▸ DATA IN THIS EXERCISE

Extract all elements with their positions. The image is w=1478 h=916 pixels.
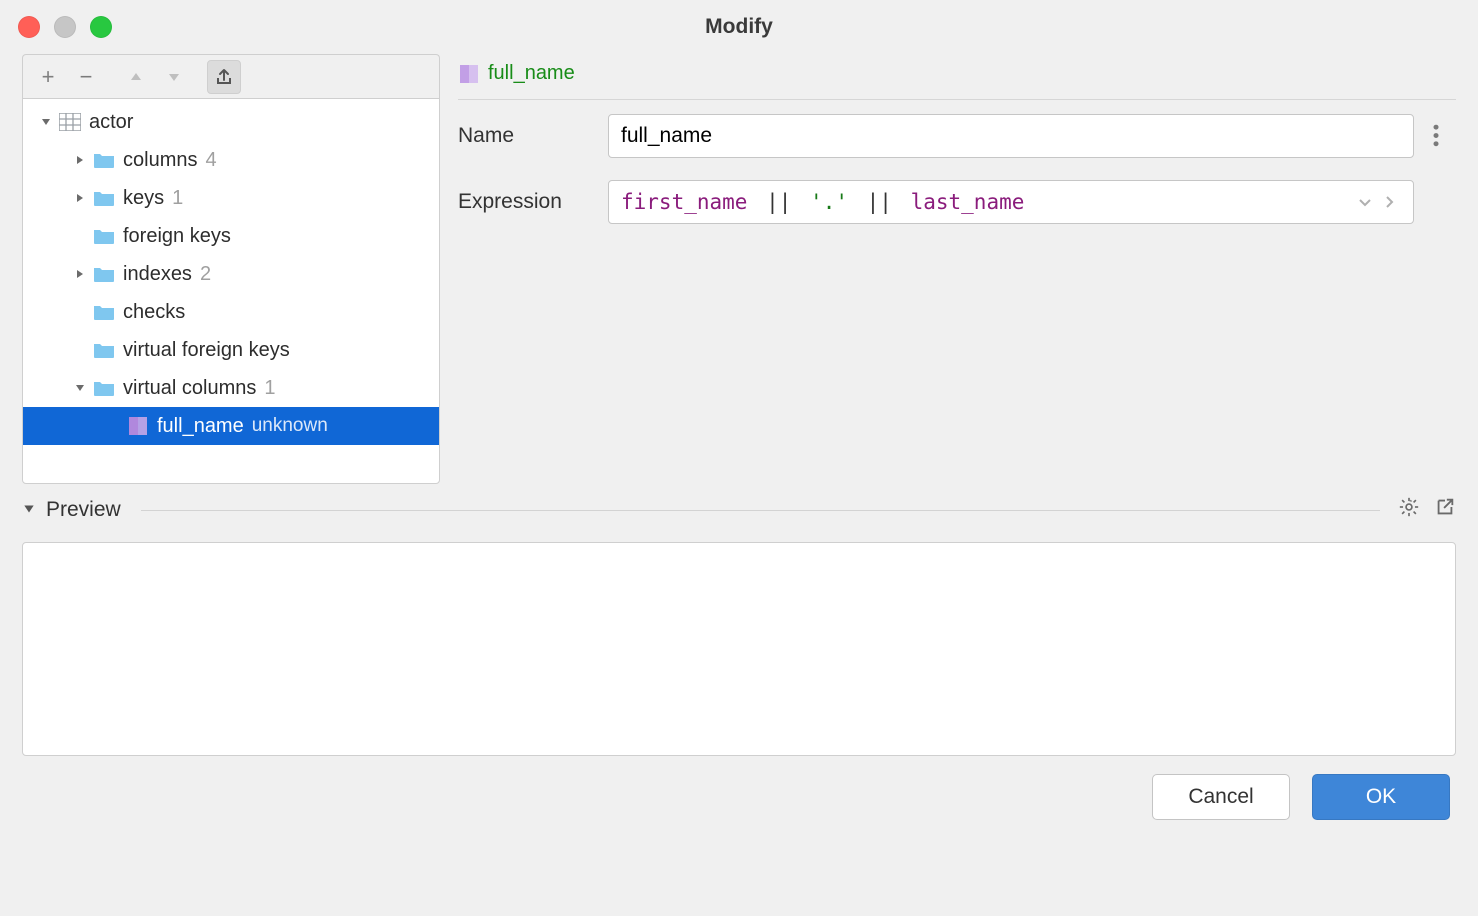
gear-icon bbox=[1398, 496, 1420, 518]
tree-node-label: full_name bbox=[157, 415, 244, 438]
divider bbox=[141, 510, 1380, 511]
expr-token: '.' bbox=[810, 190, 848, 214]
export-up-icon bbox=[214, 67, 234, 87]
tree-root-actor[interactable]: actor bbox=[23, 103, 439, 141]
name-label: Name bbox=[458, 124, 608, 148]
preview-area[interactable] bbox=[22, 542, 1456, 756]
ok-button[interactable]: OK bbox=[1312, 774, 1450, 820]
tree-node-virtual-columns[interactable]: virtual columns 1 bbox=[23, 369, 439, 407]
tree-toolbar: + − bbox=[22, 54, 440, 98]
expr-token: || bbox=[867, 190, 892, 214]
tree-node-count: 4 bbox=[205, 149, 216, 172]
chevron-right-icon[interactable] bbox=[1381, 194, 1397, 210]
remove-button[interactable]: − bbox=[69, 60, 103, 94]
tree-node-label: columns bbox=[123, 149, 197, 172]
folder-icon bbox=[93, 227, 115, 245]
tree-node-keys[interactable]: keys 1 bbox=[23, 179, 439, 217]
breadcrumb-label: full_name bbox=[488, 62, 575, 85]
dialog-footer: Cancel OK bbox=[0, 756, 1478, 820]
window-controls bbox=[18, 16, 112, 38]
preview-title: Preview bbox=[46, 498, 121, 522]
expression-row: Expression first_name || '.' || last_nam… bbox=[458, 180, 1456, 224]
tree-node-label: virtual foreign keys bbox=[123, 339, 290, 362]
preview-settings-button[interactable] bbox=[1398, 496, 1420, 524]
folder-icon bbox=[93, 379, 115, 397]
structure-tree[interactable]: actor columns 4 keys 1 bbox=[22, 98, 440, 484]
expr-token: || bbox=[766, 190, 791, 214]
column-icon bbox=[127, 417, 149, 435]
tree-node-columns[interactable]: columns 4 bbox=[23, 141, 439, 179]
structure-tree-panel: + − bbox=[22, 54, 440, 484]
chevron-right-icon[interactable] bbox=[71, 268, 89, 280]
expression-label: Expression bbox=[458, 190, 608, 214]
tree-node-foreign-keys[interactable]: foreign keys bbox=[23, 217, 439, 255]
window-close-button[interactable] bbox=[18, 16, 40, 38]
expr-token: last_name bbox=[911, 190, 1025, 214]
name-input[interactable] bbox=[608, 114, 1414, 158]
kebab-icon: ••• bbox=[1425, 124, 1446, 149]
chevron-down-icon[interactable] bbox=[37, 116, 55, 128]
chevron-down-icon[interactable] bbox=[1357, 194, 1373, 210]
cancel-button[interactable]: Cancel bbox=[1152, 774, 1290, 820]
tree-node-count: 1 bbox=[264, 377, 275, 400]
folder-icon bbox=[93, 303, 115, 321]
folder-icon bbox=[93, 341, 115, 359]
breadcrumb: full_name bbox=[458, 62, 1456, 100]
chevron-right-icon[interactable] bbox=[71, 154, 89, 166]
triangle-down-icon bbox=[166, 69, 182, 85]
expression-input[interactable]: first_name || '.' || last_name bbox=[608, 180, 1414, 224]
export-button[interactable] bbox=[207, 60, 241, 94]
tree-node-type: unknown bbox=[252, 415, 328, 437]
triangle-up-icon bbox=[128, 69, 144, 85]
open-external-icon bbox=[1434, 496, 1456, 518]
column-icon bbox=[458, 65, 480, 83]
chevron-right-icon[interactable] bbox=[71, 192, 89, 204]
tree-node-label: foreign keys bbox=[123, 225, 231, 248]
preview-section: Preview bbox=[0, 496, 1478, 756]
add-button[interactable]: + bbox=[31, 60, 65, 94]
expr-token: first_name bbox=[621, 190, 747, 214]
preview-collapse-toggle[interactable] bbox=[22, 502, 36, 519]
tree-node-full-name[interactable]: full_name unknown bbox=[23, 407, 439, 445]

▸ TASK DIRECTIONS
Rewrite the data above with every "folder-icon" changed to "directory-icon" and all other text left unchanged. Omit the picture.

▸ FULL RESPONSE
Extract all elements with their positions. The image is w=1478 h=916 pixels.
gear-icon bbox=[1398, 496, 1420, 518]
tree-node-label: full_name bbox=[157, 415, 244, 438]
divider bbox=[141, 510, 1380, 511]
expr-token: '.' bbox=[810, 190, 848, 214]
export-up-icon bbox=[214, 67, 234, 87]
tree-root-actor[interactable]: actor bbox=[23, 103, 439, 141]
name-label: Name bbox=[458, 124, 608, 148]
preview-area[interactable] bbox=[22, 542, 1456, 756]
ok-button[interactable]: OK bbox=[1312, 774, 1450, 820]
tree-node-virtual-columns[interactable]: virtual columns 1 bbox=[23, 369, 439, 407]
tree-toolbar: + − bbox=[22, 54, 440, 98]
expr-token: || bbox=[867, 190, 892, 214]
tree-node-count: 4 bbox=[205, 149, 216, 172]
chevron-right-icon[interactable] bbox=[1381, 194, 1397, 210]
remove-button[interactable]: − bbox=[69, 60, 103, 94]
tree-node-label: columns bbox=[123, 149, 197, 172]
directory-icon bbox=[93, 227, 115, 245]
tree-node-keys[interactable]: keys 1 bbox=[23, 179, 439, 217]
breadcrumb-label: full_name bbox=[488, 62, 575, 85]
dialog-footer: Cancel OK bbox=[0, 756, 1478, 820]
window-controls bbox=[18, 16, 112, 38]
preview-title: Preview bbox=[46, 498, 121, 522]
expression-row: Expression first_name || '.' || last_nam… bbox=[458, 180, 1456, 224]
tree-node-label: virtual foreign keys bbox=[123, 339, 290, 362]
preview-settings-button[interactable] bbox=[1398, 496, 1420, 524]
directory-icon bbox=[93, 379, 115, 397]
structure-tree[interactable]: actor columns 4 keys 1 bbox=[22, 98, 440, 484]
expr-token: || bbox=[766, 190, 791, 214]
column-icon bbox=[127, 417, 149, 435]
tree-node-columns[interactable]: columns 4 bbox=[23, 141, 439, 179]
structure-tree-panel: + − bbox=[22, 54, 440, 484]
chevron-right-icon[interactable] bbox=[71, 268, 89, 280]
expression-label: Expression bbox=[458, 190, 608, 214]
tree-node-foreign-keys[interactable]: foreign keys bbox=[23, 217, 439, 255]
window-close-button[interactable] bbox=[18, 16, 40, 38]
expr-token: last_name bbox=[911, 190, 1025, 214]
name-input[interactable] bbox=[608, 114, 1414, 158]
kebab-icon: ••• bbox=[1425, 124, 1446, 149]
chevron-down-icon[interactable] bbox=[37, 116, 55, 128]
chevron-down-icon[interactable] bbox=[1357, 194, 1373, 210]
cancel-button[interactable]: Cancel bbox=[1152, 774, 1290, 820]
tree-node-count: 1 bbox=[264, 377, 275, 400]
directory-icon bbox=[93, 303, 115, 321]
directory-icon bbox=[93, 341, 115, 359]
breadcrumb: full_name bbox=[458, 62, 1456, 100]
chevron-right-icon[interactable] bbox=[71, 154, 89, 166]
triangle-down-icon bbox=[166, 69, 182, 85]
expression-input[interactable]: first_name || '.' || last_name bbox=[608, 180, 1414, 224]
export-button[interactable] bbox=[207, 60, 241, 94]
tree-node-type: unknown bbox=[252, 415, 328, 437]
triangle-up-icon bbox=[128, 69, 144, 85]
open-external-icon bbox=[1434, 496, 1456, 518]
column-icon bbox=[458, 65, 480, 83]
chevron-right-icon[interactable] bbox=[71, 192, 89, 204]
tree-node-label: foreign keys bbox=[123, 225, 231, 248]
preview-section: Preview bbox=[0, 496, 1478, 756]
add-button[interactable]: + bbox=[31, 60, 65, 94]
expr-token: first_name bbox=[621, 190, 747, 214]
preview-collapse-toggle[interactable] bbox=[22, 502, 36, 519]
tree-node-full-name[interactable]: full_name unknown bbox=[23, 407, 439, 445]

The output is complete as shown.